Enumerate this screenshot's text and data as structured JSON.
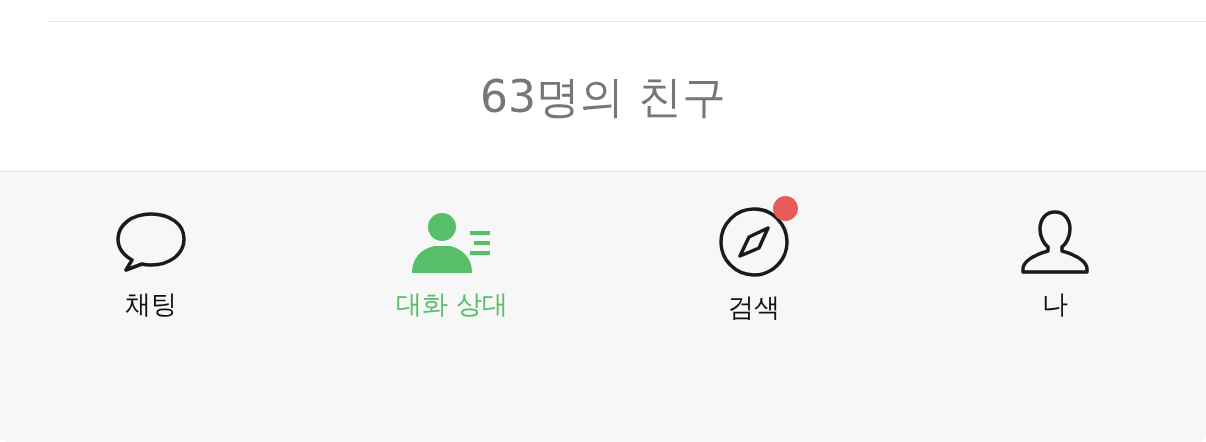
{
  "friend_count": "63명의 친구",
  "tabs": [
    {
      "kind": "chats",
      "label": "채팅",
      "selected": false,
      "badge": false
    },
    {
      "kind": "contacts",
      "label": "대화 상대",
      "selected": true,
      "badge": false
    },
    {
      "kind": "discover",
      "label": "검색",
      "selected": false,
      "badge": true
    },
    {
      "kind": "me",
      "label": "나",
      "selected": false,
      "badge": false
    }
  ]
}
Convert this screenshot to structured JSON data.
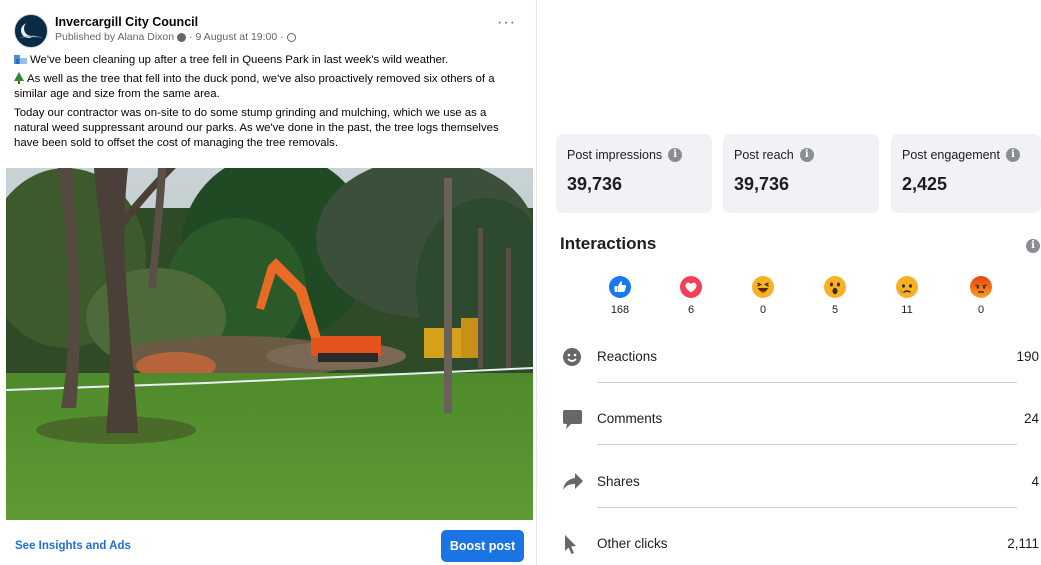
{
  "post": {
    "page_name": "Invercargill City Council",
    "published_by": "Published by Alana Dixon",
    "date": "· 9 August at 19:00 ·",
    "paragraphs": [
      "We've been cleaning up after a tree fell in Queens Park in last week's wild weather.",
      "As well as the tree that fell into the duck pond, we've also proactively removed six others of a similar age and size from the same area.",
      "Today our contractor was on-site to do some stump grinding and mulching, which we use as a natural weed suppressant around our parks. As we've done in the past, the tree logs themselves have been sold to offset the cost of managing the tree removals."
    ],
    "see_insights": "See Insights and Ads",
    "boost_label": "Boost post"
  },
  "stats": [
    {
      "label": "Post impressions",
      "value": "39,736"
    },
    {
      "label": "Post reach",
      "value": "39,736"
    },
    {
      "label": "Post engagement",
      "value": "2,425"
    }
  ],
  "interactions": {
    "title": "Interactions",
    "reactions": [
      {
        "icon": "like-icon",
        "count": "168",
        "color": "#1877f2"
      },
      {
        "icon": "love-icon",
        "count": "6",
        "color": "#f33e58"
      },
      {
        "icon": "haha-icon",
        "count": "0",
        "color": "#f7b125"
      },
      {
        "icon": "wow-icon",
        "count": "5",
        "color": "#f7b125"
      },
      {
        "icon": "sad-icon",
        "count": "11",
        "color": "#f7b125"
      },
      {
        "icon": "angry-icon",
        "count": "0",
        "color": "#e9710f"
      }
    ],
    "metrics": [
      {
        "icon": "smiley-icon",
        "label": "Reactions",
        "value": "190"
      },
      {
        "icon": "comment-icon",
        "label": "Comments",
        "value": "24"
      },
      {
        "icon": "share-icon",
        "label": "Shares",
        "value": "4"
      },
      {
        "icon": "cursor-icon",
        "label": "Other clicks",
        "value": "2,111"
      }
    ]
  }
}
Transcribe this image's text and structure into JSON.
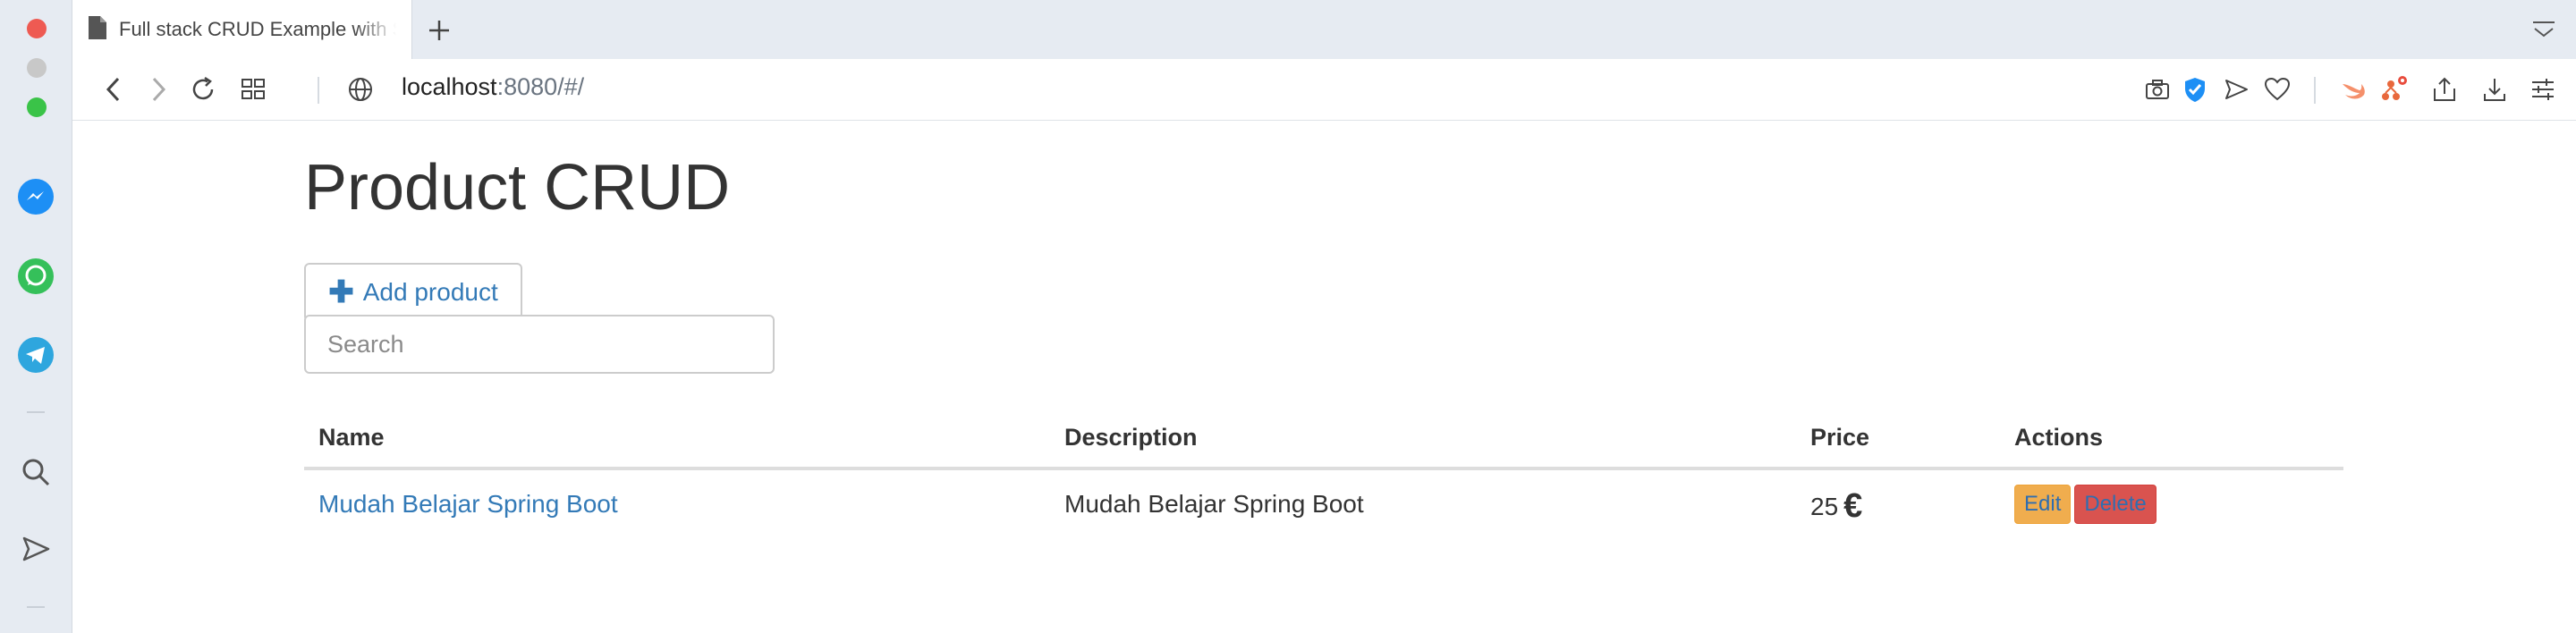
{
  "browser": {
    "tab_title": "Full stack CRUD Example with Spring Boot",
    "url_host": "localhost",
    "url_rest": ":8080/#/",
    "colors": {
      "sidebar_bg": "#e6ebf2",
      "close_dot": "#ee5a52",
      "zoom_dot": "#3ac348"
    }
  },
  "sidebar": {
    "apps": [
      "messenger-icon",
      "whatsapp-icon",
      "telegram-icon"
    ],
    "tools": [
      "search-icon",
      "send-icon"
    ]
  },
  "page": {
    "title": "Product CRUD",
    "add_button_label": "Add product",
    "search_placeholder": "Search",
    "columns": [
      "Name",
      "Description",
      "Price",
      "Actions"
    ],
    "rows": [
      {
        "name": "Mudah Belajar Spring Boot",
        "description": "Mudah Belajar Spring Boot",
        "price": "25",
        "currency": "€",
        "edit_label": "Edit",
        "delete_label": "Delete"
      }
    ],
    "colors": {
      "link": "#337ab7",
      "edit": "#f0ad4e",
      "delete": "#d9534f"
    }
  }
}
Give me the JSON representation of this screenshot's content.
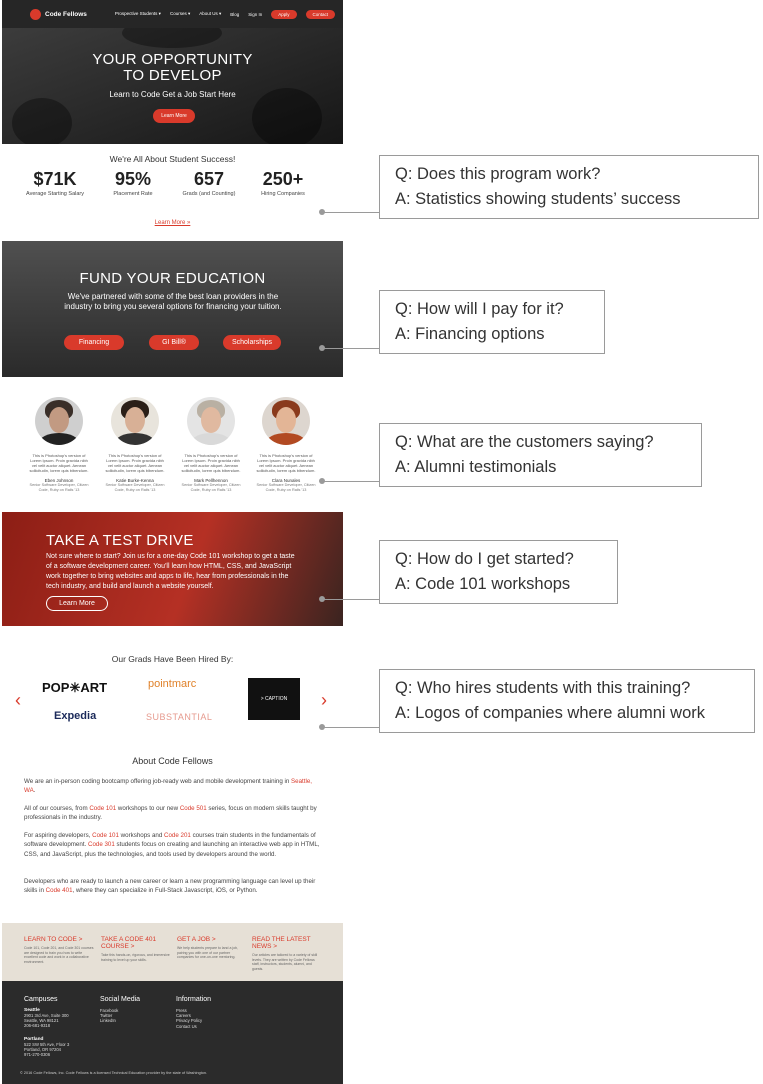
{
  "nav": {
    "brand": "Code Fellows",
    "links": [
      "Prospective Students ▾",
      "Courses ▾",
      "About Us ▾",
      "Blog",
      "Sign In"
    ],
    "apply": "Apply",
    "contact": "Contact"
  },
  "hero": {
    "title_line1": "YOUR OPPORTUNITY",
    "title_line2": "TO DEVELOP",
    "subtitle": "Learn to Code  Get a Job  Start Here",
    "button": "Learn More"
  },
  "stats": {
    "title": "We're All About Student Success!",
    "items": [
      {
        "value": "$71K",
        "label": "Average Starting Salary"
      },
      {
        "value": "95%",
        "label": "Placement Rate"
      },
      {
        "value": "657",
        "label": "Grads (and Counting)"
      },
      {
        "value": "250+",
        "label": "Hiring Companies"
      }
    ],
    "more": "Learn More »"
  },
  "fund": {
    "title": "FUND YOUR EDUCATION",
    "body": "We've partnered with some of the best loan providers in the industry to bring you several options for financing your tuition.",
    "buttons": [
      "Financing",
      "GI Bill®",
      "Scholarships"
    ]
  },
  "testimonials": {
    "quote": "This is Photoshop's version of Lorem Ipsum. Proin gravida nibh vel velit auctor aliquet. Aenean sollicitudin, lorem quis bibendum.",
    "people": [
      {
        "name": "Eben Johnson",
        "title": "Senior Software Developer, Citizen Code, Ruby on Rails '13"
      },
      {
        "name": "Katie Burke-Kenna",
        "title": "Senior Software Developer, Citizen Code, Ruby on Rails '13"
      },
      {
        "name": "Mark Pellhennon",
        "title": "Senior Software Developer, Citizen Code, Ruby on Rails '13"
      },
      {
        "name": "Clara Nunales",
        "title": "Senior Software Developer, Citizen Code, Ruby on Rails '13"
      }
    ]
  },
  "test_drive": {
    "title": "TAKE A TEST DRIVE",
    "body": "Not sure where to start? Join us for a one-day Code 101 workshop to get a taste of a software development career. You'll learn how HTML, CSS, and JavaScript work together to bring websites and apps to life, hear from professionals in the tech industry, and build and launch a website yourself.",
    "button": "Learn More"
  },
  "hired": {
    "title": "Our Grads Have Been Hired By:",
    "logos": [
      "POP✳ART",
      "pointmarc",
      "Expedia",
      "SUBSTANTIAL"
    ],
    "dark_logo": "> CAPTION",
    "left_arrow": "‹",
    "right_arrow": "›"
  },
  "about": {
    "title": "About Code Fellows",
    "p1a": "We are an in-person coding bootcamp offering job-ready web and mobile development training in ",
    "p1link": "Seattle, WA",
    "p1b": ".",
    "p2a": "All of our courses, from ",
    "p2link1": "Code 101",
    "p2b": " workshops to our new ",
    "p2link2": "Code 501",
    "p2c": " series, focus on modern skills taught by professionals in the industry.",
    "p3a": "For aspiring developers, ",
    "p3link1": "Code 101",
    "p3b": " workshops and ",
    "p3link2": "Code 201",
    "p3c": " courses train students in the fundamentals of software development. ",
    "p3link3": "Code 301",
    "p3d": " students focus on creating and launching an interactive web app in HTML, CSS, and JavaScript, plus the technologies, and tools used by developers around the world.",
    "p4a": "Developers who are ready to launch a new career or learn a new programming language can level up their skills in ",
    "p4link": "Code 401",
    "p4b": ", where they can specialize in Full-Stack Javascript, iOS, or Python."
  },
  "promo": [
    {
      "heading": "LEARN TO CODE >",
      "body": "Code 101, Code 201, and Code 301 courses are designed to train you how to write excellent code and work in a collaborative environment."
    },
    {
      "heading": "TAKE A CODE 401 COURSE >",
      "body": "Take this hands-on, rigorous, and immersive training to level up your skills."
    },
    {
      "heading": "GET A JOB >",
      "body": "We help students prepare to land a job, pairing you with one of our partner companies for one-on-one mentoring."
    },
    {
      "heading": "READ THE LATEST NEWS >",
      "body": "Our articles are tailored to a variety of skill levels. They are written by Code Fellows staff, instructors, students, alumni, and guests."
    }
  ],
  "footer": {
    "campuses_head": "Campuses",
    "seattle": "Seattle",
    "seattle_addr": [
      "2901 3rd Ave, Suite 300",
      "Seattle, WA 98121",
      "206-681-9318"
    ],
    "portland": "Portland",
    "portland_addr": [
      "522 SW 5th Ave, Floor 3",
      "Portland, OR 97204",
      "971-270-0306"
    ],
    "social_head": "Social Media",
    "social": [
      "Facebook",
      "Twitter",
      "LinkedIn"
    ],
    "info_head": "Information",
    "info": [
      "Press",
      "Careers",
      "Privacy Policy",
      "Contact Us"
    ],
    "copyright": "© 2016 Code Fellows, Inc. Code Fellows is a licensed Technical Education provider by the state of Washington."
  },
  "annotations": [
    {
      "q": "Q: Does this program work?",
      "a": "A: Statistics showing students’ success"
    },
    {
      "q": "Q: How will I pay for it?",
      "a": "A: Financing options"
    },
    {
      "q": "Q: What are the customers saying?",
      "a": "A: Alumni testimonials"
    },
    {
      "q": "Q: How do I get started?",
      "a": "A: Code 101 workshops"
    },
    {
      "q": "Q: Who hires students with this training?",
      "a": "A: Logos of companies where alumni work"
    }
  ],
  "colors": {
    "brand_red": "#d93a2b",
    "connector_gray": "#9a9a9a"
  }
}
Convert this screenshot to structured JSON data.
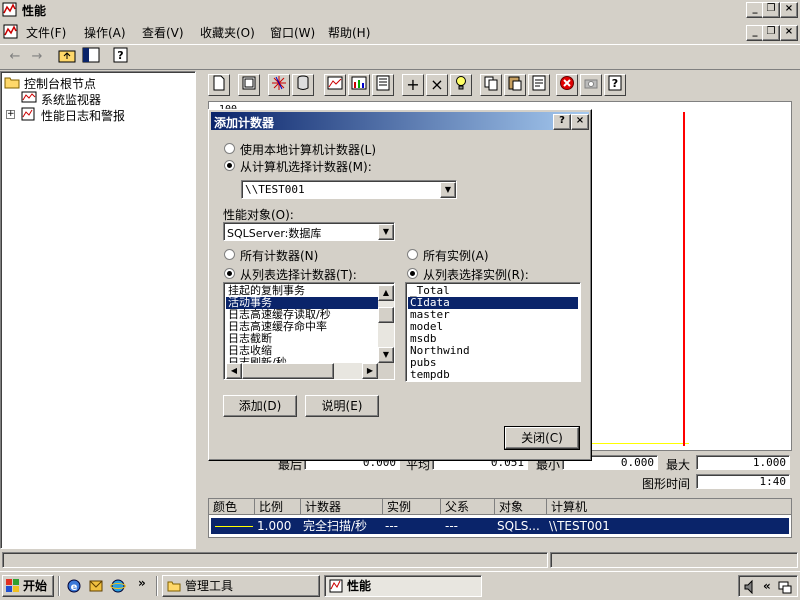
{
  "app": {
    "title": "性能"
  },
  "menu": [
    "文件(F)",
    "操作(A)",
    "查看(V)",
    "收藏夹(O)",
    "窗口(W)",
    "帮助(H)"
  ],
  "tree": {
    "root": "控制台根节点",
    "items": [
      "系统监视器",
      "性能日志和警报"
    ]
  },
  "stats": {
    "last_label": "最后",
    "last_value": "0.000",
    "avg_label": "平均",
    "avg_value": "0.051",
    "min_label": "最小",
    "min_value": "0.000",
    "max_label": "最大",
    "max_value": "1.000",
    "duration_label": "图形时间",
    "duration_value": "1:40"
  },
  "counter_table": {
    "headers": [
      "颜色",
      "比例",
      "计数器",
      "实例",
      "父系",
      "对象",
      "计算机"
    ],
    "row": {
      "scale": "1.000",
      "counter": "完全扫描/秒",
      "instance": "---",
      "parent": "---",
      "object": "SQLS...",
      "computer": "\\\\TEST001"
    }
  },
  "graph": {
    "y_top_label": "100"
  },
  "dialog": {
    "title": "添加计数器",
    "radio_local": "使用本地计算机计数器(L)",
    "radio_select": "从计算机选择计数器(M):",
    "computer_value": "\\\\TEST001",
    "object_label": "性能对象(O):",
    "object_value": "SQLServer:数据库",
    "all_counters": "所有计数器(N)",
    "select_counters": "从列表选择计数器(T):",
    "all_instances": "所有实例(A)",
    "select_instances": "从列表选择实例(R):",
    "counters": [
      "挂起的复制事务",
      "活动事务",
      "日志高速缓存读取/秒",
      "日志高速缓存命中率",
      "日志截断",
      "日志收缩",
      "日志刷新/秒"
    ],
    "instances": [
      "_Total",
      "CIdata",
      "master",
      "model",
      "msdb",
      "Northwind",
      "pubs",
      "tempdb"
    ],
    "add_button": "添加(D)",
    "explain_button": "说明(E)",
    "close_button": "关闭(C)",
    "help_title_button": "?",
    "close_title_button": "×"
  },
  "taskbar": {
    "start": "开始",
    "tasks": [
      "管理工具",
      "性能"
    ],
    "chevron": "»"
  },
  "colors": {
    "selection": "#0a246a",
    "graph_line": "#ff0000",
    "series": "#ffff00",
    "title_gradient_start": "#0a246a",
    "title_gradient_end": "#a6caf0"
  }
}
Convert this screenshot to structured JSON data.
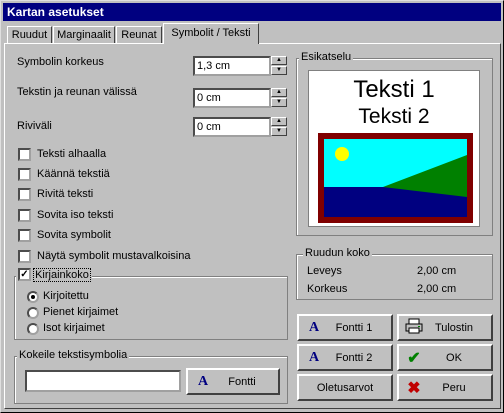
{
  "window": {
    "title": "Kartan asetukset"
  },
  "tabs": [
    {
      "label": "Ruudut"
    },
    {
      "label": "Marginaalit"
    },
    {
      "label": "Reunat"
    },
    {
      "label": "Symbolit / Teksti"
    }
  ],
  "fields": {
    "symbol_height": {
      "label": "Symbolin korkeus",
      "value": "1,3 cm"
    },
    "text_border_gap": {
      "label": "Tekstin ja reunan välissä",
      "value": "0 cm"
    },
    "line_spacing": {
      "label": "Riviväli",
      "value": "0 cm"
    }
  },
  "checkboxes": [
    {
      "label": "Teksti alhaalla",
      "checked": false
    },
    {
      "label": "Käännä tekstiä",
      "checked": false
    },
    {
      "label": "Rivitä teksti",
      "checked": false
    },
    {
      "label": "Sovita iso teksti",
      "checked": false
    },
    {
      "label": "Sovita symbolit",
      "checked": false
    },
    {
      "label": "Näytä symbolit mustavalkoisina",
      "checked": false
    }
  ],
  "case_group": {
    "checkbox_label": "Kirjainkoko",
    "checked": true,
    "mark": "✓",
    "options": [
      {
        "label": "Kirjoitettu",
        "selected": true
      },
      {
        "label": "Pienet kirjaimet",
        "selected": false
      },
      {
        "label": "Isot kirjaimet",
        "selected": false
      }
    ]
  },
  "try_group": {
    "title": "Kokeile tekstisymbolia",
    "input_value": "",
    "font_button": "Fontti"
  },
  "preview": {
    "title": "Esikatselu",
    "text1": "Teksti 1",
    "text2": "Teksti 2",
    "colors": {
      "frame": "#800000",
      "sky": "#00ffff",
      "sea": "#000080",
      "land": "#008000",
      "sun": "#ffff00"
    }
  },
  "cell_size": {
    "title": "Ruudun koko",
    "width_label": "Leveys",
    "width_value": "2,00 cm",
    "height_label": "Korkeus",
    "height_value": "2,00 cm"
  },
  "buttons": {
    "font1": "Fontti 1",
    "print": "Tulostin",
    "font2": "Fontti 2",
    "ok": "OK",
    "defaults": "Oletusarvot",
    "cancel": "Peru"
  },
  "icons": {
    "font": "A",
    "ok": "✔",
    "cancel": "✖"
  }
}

Exercise prompt: Scan the lines for the string "HTML". Pick out every line that has it.

The answer:
    "body": "Not sure where to start? Join us for a one-day Code 101 workshop to get a taste of a software development career. You'll learn how HTML, CSS, and JavaScript work together to bring websites and apps to life, hear from professionals in the tech industry, and build and launch a website yourself.",
    "p3d": " students focus on creating and launching an interactive web app in HTML, CSS, and JavaScript, plus the technologies, and tools used by developers around the world.",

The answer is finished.